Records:
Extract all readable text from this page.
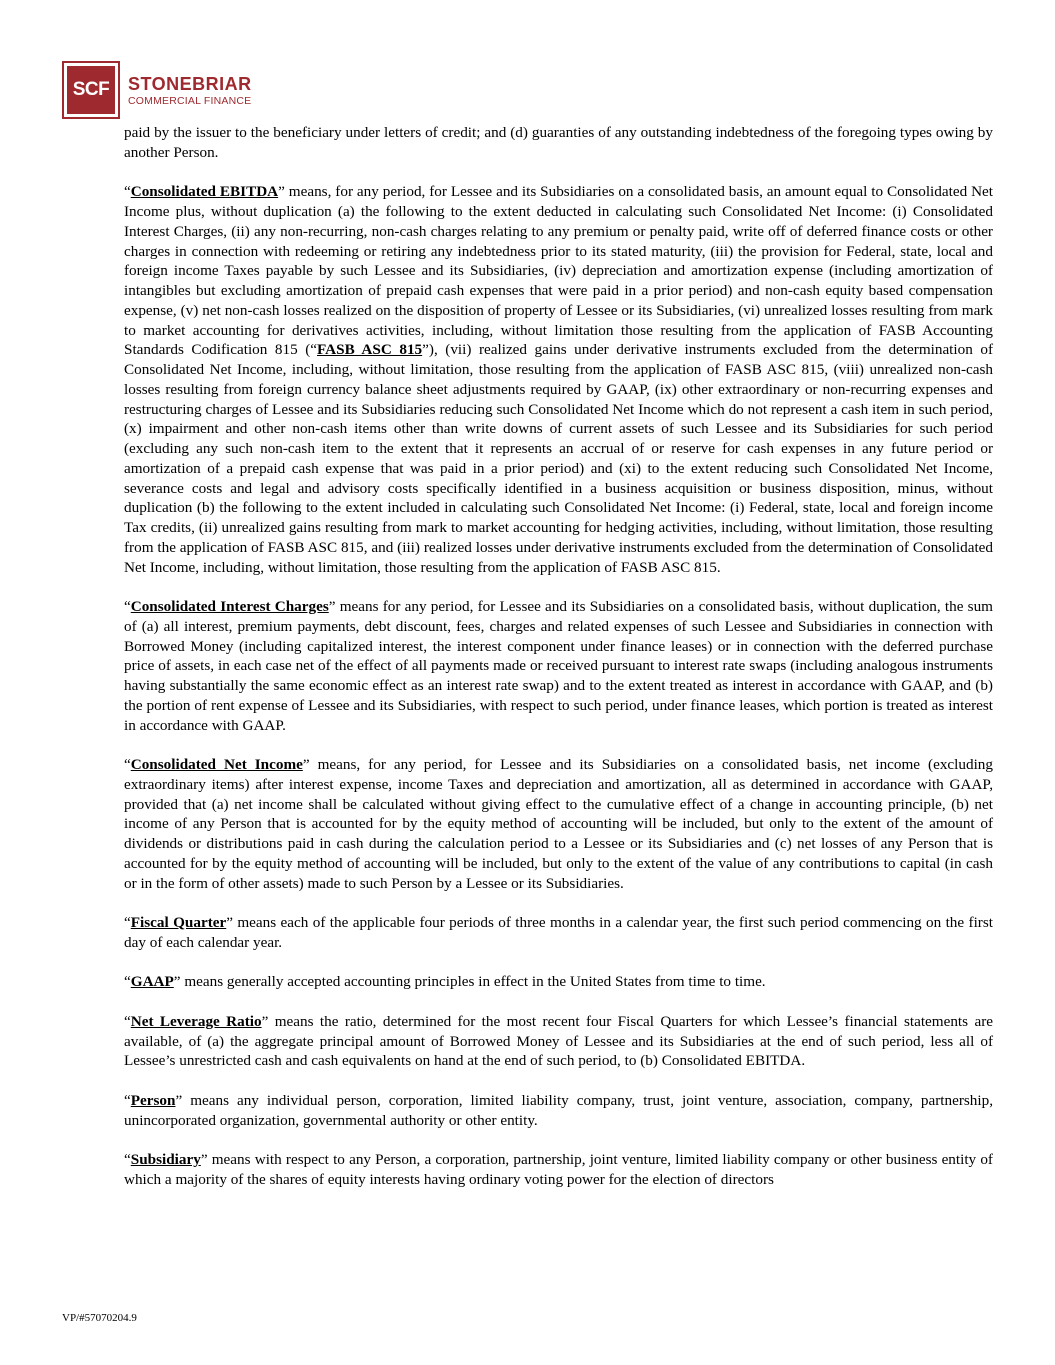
SCF	STONEBRIAR
COMMERCIAL FINANCE

paid by the issuer to the beneficiary under letters of credit; and (d) guaranties of any outstanding indebtedness of the foregoing types owing by another Person.

“Consolidated EBITDA” means, for any period, for Lessee and its Subsidiaries on a consolidated basis, an amount equal to Consolidated Net Income plus, without duplication (a) the following to the extent deducted in calculating such Consolidated Net Income: (i) Consolidated Interest Charges, (ii) any non-recurring, non-cash charges relating to any premium or penalty paid, write off of deferred finance costs or other charges in connection with redeeming or retiring any indebtedness prior to its stated maturity, (iii) the provision for Federal, state, local and foreign income Taxes payable by such Lessee and its Subsidiaries, (iv) depreciation and amortization expense (including amortization of intangibles but excluding amortization of prepaid cash expenses that were paid in a prior period) and non-cash equity based compensation expense, (v) net non-cash losses realized on the disposition of property of Lessee or its Subsidiaries, (vi) unrealized losses resulting from mark to market accounting for derivatives activities, including, without limitation those resulting from the application of FASB Accounting Standards Codification 815 (“FASB ASC 815”), (vii) realized gains under derivative instruments excluded from the determination of Consolidated Net Income, including, without limitation, those resulting from the application of FASB ASC 815, (viii) unrealized non-cash losses resulting from foreign currency balance sheet adjustments required by GAAP, (ix) other extraordinary or non-recurring expenses and restructuring charges of Lessee and its Subsidiaries reducing such Consolidated Net Income which do not represent a cash item in such period, (x) impairment and other non-cash items other than write downs of current assets of such Lessee and its Subsidiaries for such period (excluding any such non-cash item to the extent that it represents an accrual of or reserve for cash expenses in any future period or amortization of a prepaid cash expense that was paid in a prior period) and (xi) to the extent reducing such Consolidated Net Income, severance costs and legal and advisory costs specifically identified in a business acquisition or business disposition, minus, without duplication (b) the following to the extent included in calculating such Consolidated Net Income: (i) Federal, state, local and foreign income Tax credits, (ii) unrealized gains resulting from mark to market accounting for hedging activities, including, without limitation, those resulting from the application of FASB ASC 815, and (iii) realized losses under derivative instruments excluded from the determination of Consolidated Net Income, including, without limitation, those resulting from the application of FASB ASC 815.

“Consolidated Interest Charges” means for any period, for Lessee and its Subsidiaries on a consolidated basis, without duplication, the sum of (a) all interest, premium payments, debt discount, fees, charges and related expenses of such Lessee and Subsidiaries in connection with Borrowed Money (including capitalized interest, the interest component under finance leases) or in connection with the deferred purchase price of assets, in each case net of the effect of all payments made or received pursuant to interest rate swaps (including analogous instruments having substantially the same economic effect as an interest rate swap) and to the extent treated as interest in accordance with GAAP, and (b) the portion of rent expense of Lessee and its Subsidiaries, with respect to such period, under finance leases, which portion is treated as interest in accordance with GAAP.

“Consolidated Net Income” means, for any period, for Lessee and its Subsidiaries on a consolidated basis, net income (excluding extraordinary items) after interest expense, income Taxes and depreciation and amortization, all as determined in accordance with GAAP, provided that (a) net income shall be calculated without giving effect to the cumulative effect of a change in accounting principle, (b) net income of any Person that is accounted for by the equity method of accounting will be included, but only to the extent of the amount of dividends or distributions paid in cash during the calculation period to a Lessee or its Subsidiaries and (c) net losses of any Person that is accounted for by the equity method of accounting will be included, but only to the extent of the value of any contributions to capital (in cash or in the form of other assets) made to such Person by a Lessee or its Subsidiaries.

“Fiscal Quarter” means each of the applicable four periods of three months in a calendar year, the first such period commencing on the first day of each calendar year.

“GAAP” means generally accepted accounting principles in effect in the United States from time to time.

“Net Leverage Ratio” means the ratio, determined for the most recent four Fiscal Quarters for which Lessee’s financial statements are available, of (a) the aggregate principal amount of Borrowed Money of Lessee and its Subsidiaries at the end of such period, less all of Lessee’s unrestricted cash and cash equivalents on hand at the end of such period, to (b) Consolidated EBITDA.

“Person” means any individual person, corporation, limited liability company, trust, joint venture, association, company, partnership, unincorporated organization, governmental authority or other entity.

“Subsidiary” means with respect to any Person, a corporation, partnership, joint venture, limited liability company or other business entity of which a majority of the shares of equity interests having ordinary voting power for the election of directors

VP/#57070204.9
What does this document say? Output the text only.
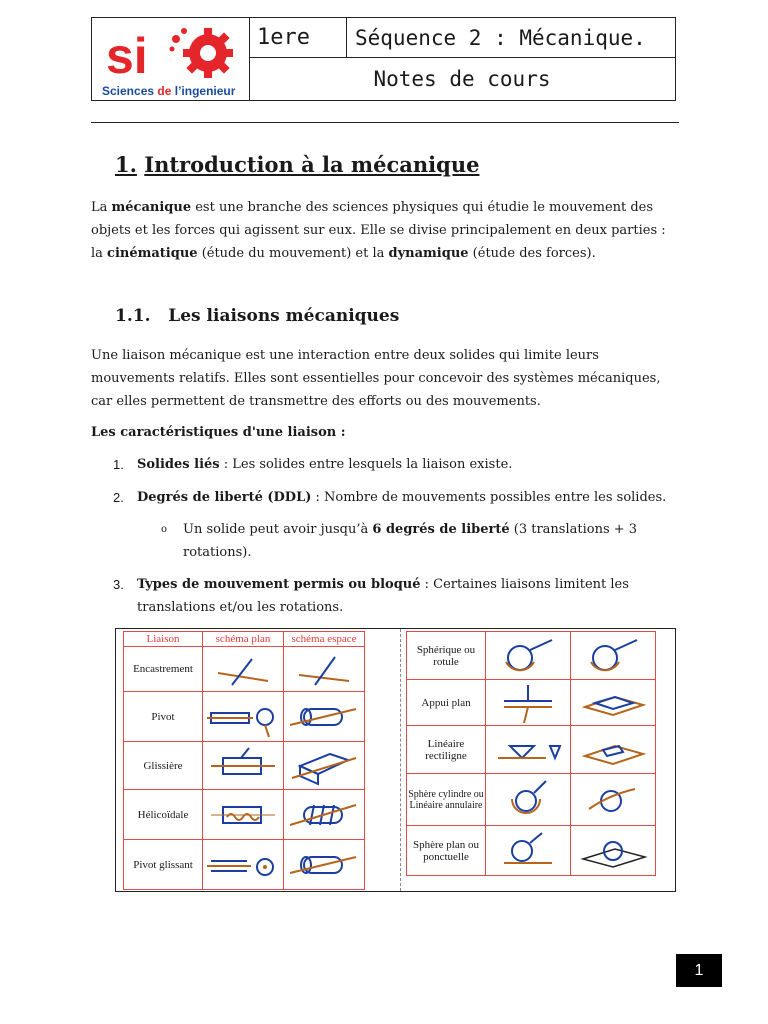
si
Sciences de l’ingenieur
1ere	Séquence 2 : Mécanique.
Notes de cours
1. Introduction à la mécanique

La mécanique est une branche des sciences physiques qui étudie le mouvement des objets et les forces qui agissent sur eux. Elle se divise principalement en deux parties : la cinématique (étude du mouvement) et la dynamique (étude des forces).

1.1. Les liaisons mécaniques

Une liaison mécanique est une interaction entre deux solides qui limite leurs mouvements relatifs. Elles sont essentielles pour concevoir des systèmes mécaniques, car elles permettent de transmettre des efforts ou des mouvements.

Les caractéristiques d'une liaison :

1. Solides liés : Les solides entre lesquels la liaison existe.

2. Degrés de liberté (DDL) : Nombre de mouvements possibles entre les solides.

o Un solide peut avoir jusqu’à 6 degrés de liberté (3 translations + 3 rotations).

3. Types de mouvement permis ou bloqué : Certaines liaisons limitent les translations et/ou les rotations.

Liaison	schéma plan	schéma espace
Encastrement	

Pivot	

Glissière	

Hélicoïdale	

Pivot glissant	

Sphérique ou rotule	

Appui plan	

Linéaire rectiligne	

Sphère cylindre ou Linéaire annulaire	

Sphère plan ou ponctuelle	

1
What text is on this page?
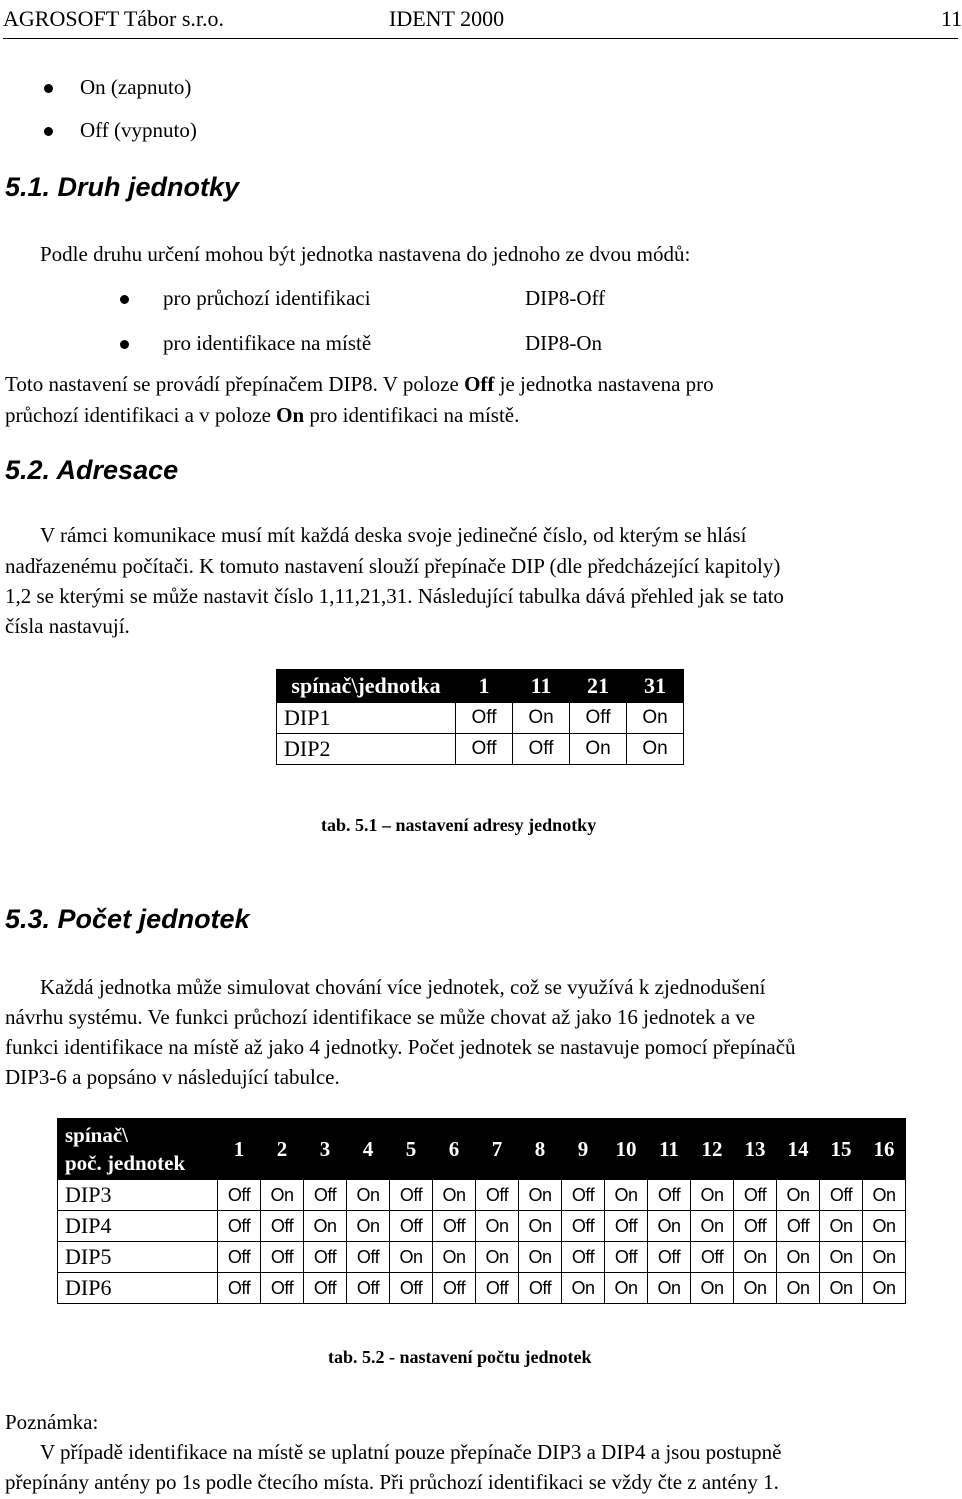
AGROSOFT Tábor s.r.o.	IDENT 2000	11
On (zapnuto)
Off (vypnuto)
5.1. Druh jednotky
Podle druhu určení mohou být jednotka nastavena do jednoho ze dvou módů:
pro průchozí identifikaci	DIP8-Off
pro identifikace na místě	DIP8-On
Toto nastavení se provádí přepínačem DIP8. V poloze Off je jednotka nastavena pro
průchozí identifikaci a v poloze On pro identifikaci na místě.
5.2. Adresace
V rámci komunikace musí mít každá deska svoje jedinečné číslo, od kterým se hlásí
nadřazenému počítači. K tomuto nastavení slouží přepínače DIP (dle předcházející kapitoly)
1,2 se kterými se může nastavit číslo 1,11,21,31. Následující tabulka dává přehled jak se tato
čísla nastavují.
spínač\jednotka	1	11	21	31
DIP1	Off	On	Off	On
DIP2	Off	Off	On	On
tab. 5.1 – nastavení adresy jednotky
5.3. Počet jednotek
Každá jednotka může simulovat chování více jednotek, což se využívá k zjednodušení
návrhu systému. Ve funkci průchozí identifikace se může chovat až jako 16 jednotek a ve
funkci identifikace na místě až jako 4 jednotky. Počet jednotek se nastavuje pomocí přepínačů
DIP3-6 a popsáno v následující tabulce.
spínač\
poč. jednotek	1	2	3	4	5	6	7	8	9	10	11	12	13	14	15	16
DIP3	Off	On	Off	On	Off	On	Off	On	Off	On	Off	On	Off	On	Off	On
DIP4	Off	Off	On	On	Off	Off	On	On	Off	Off	On	On	Off	Off	On	On
DIP5	Off	Off	Off	Off	On	On	On	On	Off	Off	Off	Off	On	On	On	On
DIP6	Off	Off	Off	Off	Off	Off	Off	Off	On	On	On	On	On	On	On	On
tab. 5.2 - nastavení počtu jednotek
Poznámka:
V případě identifikace na místě se uplatní pouze přepínače DIP3 a DIP4 a jsou postupně
přepínány antény po 1s podle čtecího místa. Při průchozí identifikaci se vždy čte z antény 1.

* _PROMPT_: Copy out every line from the data above that has "mouvements" in it.

* _WRITTEN RESPONSE_:
Une liaison mécanique est une interaction entre deux solides qui limite leurs mouvements relatifs. Elles sont essentielles pour concevoir des systèmes mécaniques, car elles permettent de transmettre des efforts ou des mouvements.
2. Degrés de liberté (DDL) : Nombre de mouvements possibles entre les solides.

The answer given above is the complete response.